**Metinden bölüm:**

================================

Mlliyet Milliyet Blog Milliyet Blog
 
Facebook Connect
Blog Kategorileri
 

28 Temmuz '14

 
Kategori
Güncel
 

Mutlu bayramlar... Da...! Ne kadar?

Mutlu bayramlar... Da...! Ne kadar?
 

internetten alıntı...


 Bayramsa bayram!

İşte o kadar!

Mustafa Kandıralı’dan oyun havalarıyla uyanırsın, gümbür gümbür radyonun sesiyle sabah. Yeni esvapların, dolabının en güzel köşesinde. Kırmızı rugan ayakkabılarsa yattığın divanın ayakucunda. Utanmasan alacaksın yastığın altına da annenden korkmasan. Ne mümkün!

Sobanın üstünde çay fokur fokur kaynar, bakır çaydanlıkta. Annen de bir telaş. Seccadeyi babanın eline tutuşturmakta. ‘’ Aman geç kalacaksın, Aydoğdu’cuğum namaza.’’ Hepimiz sokak kapısının önünde sırada. Elini öpüp, babayı  bayram namazına uğurlamaya.

‘’Hadi elinizi çabuk tutun'' diye gürler! Bir elinde toz bezi, bir elinde süpürge. Sanki temizlenmedi günleridir ev! Bir koşmaca, bir koşmaca… O belki yarım saatlik zaman zarfında, ne işler yapılmaz ki!

Kahvaltı sofrası tam tekmil, saçlar taranır, yeni giysiler giyilir. Ayakkabılar pırıldamakta ayaklarımızda.

Telaş kıyamet derken, çalar kapı. Baba gelir elinde sıcacık simitlerle. Biz yine kapıda karşılamaya, boy sırasına göre. El öpme, bayramlaşma faslı derken. Otururuz masanın kenarına mailece. Şimdiler de dedikleri gibi ‘’çekirdek aile.’’

Yüzler güler, mutluluk Kandıralı’nın ezgilerine eşlik eder.

Sonra…

Biz hiç babamla bayram sabahları haricinde, bayram geçirmedik ki!

Çalışırdı bayram, seyran demeden. Bizi öper ve giderdi. Akşam eve döndüğünde, o zamanlar ‘’aile dostları'’ diye tanımlanan ve sevilen sayılan, hatırlı dostlarla bayram ziyaretleri. Arada bir annem saklardı gözyaşlarını! ‘’Gurbet ah gözün kör olsun’’ diye diye.

================================

**Verilen bilgiler:**
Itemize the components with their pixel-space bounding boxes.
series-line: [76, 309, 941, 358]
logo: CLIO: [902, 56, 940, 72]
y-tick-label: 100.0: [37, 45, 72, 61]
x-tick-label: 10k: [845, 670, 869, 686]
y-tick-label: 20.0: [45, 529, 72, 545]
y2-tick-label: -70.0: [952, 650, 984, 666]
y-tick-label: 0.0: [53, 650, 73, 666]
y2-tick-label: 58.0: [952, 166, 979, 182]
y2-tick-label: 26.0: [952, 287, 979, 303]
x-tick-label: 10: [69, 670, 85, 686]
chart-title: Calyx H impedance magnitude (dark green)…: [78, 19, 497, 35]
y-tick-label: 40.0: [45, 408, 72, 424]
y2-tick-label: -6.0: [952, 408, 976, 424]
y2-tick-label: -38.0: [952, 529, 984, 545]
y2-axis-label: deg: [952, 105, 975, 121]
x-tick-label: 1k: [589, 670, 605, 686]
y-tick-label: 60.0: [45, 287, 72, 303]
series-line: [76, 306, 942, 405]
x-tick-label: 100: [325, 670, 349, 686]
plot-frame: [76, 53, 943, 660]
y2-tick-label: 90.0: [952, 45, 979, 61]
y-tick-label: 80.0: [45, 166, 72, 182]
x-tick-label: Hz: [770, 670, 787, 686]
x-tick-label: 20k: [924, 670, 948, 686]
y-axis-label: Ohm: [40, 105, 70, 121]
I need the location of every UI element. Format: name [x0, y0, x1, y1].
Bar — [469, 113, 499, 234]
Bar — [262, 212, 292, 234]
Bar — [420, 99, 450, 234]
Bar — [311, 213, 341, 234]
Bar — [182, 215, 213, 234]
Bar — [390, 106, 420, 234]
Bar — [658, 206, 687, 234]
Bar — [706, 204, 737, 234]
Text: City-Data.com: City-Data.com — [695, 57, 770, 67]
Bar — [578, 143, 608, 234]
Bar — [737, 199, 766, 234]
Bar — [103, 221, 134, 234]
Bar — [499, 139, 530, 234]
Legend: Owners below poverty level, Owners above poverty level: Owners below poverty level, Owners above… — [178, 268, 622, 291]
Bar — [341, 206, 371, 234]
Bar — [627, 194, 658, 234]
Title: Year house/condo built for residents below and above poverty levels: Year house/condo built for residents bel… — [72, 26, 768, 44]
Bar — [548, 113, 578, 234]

================================

**Görevleriniz:**
1. Bayram yazısında “Sobanın üstünde çay” diye başlayan paragrafı, ana bilgilerini koruyarak daha kısa anlat.
2. Bayram yazısında “Kahvaltı sofrası tam” sözleriyle başlayıp “olsun’’ diye diye.” sözleriyle biten bölümü harfi harfine aktar.
Listenin bayram yazısıyla hiçbir ilgisi yok.

**Sıralı cevaplar:**
1. Sobanın üstündeki bakır çaydanlıkta çay kaynıyor. Telaş içindeki anne, namaza geç kalmasın diye seccadeyi babanın eline veriyor. Hep birlikte sokak kapısının önünde sıraya girilip babanın eli öpülüyor ve o bayram namazına uğurlanıyor.

2.
Kahvaltı sofrası tam tekmil, saçlar taranır, yeni giysiler giyilir. Ayakkabılar pırıldamakta ayaklarımızda.

Telaş kıyamet derken, çalar kapı. Baba gelir elinde sıcacık simitlerle. Biz yine kapıda karşılamaya, boy sırasına göre. El öpme, bayramlaşma faslı derken. Otururuz masanın kenarına mailece. Şimdiler de dedikleri gibi ‘’çekirdek aile.’’

Yüzler güler, mutluluk Kandıralı’nın ezgilerine eşlik eder.

Sonra…

Biz hiç babamla bayram sabahları haricinde, bayram geçirmedik ki!

Çalışırdı bayram, seyran demeden. Bizi öper ve giderdi. Akşam eve döndüğünde, o zamanlar ‘’aile dostları'’ diye tanımlanan ve sevilen sayılan, hatırlı dostlarla bayram ziyaretleri. Arada bir annem saklardı gözyaşlarını! ‘’Gurbet ah gözün kör olsun’’ diye diye.